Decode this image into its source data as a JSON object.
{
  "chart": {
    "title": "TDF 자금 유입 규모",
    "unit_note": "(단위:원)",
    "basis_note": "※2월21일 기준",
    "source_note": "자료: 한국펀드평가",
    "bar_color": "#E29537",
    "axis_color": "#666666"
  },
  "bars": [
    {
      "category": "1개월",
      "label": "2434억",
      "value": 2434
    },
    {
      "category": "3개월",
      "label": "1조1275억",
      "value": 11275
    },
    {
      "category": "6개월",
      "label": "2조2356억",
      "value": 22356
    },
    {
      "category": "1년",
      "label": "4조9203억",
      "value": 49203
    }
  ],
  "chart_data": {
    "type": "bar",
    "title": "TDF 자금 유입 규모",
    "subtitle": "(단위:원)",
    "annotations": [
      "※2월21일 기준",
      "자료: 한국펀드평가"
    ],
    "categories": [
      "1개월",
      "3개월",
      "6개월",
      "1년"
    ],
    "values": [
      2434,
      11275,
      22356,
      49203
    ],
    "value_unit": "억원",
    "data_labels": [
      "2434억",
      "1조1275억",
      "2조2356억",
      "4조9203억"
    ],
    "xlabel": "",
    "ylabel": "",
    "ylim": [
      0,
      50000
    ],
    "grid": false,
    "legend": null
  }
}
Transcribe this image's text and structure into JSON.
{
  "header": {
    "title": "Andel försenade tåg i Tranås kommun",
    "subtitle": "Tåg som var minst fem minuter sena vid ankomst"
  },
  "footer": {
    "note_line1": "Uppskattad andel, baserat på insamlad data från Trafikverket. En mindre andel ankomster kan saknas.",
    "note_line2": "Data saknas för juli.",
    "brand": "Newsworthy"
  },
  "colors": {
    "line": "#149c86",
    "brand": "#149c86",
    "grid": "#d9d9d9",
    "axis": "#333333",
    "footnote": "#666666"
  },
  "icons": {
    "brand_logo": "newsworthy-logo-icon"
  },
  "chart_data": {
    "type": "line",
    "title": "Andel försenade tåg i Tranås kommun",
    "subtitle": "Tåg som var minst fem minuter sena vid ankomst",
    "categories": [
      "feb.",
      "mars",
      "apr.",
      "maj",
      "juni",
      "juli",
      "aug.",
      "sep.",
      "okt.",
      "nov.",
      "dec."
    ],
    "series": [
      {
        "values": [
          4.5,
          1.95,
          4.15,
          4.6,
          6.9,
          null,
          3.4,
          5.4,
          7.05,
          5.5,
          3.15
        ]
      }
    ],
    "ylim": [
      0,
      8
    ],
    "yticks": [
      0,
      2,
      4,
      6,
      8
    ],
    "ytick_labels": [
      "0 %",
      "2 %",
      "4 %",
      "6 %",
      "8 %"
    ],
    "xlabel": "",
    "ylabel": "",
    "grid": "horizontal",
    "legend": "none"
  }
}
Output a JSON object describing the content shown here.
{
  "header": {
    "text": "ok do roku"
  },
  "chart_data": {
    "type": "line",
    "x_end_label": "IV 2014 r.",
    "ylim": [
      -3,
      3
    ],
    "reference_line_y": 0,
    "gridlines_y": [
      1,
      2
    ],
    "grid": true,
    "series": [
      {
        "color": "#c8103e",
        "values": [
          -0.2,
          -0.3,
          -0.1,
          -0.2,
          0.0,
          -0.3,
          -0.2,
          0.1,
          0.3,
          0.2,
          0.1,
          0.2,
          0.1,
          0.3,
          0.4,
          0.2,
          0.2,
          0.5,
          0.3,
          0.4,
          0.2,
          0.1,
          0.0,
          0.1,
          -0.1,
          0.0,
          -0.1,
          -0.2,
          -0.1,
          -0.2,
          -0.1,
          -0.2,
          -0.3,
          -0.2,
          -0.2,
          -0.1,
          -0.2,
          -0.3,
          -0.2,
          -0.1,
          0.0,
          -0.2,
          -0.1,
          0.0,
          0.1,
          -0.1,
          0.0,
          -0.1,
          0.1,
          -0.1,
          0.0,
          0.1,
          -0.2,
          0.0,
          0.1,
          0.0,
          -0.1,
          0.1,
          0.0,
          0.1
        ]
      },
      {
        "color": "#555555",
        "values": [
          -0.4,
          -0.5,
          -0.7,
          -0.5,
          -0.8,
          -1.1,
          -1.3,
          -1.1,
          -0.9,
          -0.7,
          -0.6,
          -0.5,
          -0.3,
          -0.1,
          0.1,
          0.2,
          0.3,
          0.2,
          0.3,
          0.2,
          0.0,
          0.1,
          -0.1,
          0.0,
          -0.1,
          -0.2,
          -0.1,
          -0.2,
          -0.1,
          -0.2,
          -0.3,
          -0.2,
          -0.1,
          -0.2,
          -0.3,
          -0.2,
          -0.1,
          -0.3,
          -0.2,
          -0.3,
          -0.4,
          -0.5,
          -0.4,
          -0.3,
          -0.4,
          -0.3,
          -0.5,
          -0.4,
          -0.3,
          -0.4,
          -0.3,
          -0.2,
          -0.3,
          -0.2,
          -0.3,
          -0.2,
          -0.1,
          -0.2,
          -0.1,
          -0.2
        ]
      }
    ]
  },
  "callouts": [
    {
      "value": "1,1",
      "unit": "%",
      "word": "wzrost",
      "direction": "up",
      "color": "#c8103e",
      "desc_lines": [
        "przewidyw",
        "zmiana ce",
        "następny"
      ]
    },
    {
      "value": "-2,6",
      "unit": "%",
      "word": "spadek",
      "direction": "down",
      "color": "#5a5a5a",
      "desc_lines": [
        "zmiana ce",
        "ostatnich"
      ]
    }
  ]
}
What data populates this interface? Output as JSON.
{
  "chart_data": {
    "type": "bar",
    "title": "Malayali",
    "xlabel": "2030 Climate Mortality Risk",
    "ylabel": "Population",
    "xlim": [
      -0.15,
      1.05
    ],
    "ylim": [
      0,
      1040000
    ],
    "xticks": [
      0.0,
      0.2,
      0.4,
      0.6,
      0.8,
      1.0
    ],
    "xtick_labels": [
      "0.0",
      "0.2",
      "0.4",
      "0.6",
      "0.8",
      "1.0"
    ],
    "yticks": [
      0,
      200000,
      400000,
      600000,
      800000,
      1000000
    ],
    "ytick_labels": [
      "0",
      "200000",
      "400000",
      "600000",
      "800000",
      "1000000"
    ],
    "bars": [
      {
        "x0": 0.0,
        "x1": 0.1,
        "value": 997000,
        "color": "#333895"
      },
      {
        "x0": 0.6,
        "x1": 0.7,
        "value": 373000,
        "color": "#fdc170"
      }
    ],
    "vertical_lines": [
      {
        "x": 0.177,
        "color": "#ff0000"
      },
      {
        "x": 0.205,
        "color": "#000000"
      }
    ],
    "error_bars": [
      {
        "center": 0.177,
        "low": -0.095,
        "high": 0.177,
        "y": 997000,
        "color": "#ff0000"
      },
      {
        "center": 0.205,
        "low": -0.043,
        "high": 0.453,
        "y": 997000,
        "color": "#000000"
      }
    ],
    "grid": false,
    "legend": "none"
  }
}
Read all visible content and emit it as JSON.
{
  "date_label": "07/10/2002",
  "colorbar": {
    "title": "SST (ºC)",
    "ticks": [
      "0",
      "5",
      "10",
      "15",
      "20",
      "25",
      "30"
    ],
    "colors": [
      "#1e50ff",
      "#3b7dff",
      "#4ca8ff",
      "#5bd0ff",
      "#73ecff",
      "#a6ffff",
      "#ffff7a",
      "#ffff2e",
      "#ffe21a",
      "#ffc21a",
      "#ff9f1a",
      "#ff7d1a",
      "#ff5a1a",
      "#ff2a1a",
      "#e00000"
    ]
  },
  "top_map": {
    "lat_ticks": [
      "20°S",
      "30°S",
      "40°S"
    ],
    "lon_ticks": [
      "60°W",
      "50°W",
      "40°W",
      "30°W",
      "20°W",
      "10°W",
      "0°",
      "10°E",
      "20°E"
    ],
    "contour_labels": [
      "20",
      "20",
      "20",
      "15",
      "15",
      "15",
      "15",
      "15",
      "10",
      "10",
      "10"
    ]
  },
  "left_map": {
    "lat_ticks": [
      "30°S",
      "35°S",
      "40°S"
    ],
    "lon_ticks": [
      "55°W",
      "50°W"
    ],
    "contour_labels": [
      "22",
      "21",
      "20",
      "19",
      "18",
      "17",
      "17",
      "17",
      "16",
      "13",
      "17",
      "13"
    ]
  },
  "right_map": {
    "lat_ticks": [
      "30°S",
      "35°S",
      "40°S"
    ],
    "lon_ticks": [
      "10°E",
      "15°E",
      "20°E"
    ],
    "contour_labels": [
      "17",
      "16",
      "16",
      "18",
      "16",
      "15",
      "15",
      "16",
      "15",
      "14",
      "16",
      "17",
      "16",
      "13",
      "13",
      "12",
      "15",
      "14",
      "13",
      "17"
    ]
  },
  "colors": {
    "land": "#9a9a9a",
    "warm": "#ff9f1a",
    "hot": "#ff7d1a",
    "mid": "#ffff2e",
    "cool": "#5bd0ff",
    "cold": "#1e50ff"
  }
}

────────

Filter the records down to the lines that contain the string "juli", and copy those lines.

**Solution for this exercise**.
    "note_line2": "Data saknas för juli.",
      "juli",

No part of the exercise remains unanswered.